(Page content records)

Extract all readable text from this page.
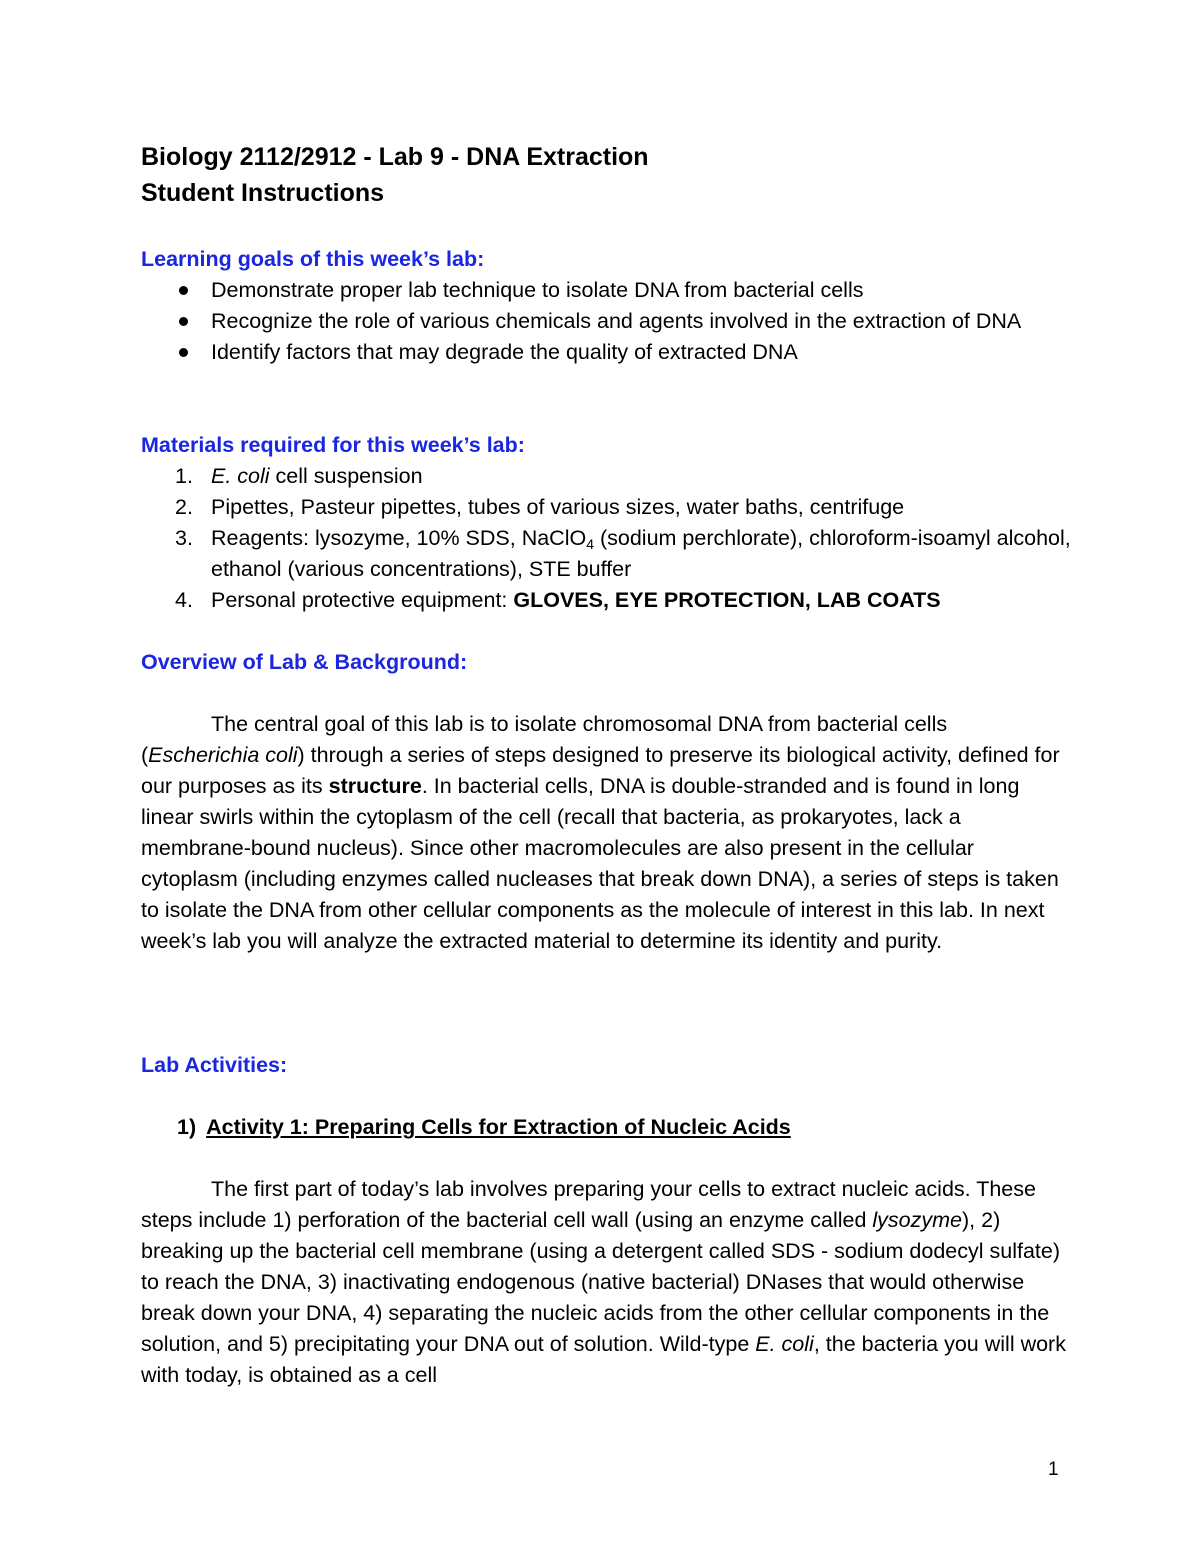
Biology 2112/2912 - Lab 9 - DNA Extraction
Student Instructions
Learning goals of this week’s lab:
Demonstrate proper lab technique to isolate DNA from bacterial cells
Recognize the role of various chemicals and agents involved in the extraction of DNA
Identify factors that may degrade the quality of extracted DNA
Materials required for this week’s lab:
1. E. coli cell suspension
2. Pipettes, Pasteur pipettes, tubes of various sizes, water baths, centrifuge
3. Reagents: lysozyme, 10% SDS, NaClO$_4$ (sodium perchlorate), chloroform-isoamyl alcohol, ethanol (various concentrations), STE buffer
4. Personal protective equipment: GLOVES, EYE PROTECTION, LAB COATS
Overview of Lab & Background:

The central goal of this lab is to isolate chromosomal DNA from bacterial cells (Escherichia coli) through a series of steps designed to preserve its biological activity, defined for our purposes as its structure. In bacterial cells, DNA is double-stranded and is found in long linear swirls within the cytoplasm of the cell (recall that bacteria, as prokaryotes, lack a membrane-bound nucleus). Since other macromolecules are also present in the cellular cytoplasm (including enzymes called nucleases that break down DNA), a series of steps is taken to isolate the DNA from other cellular components as the molecule of interest in this lab. In next week’s lab you will analyze the extracted material to determine its identity and purity.

Lab Activities:
1) Activity 1: Preparing Cells for Extraction of Nucleic Acids

The first part of today’s lab involves preparing your cells to extract nucleic acids. These steps include 1) perforation of the bacterial cell wall (using an enzyme called lysozyme), 2) breaking up the bacterial cell membrane (using a detergent called SDS - sodium dodecyl sulfate) to reach the DNA, 3) inactivating endogenous (native bacterial) DNases that would otherwise break down your DNA, 4) separating the nucleic acids from the other cellular components in the solution, and 5) precipitating your DNA out of solution. Wild-type E. coli, the bacteria you will work with today, is obtained as a cell

1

EXERCISE BRIEF: Lines with the string "sodium" in the data above: say how many there are, giving the number alone.

PROBLEM SOLUTION: 2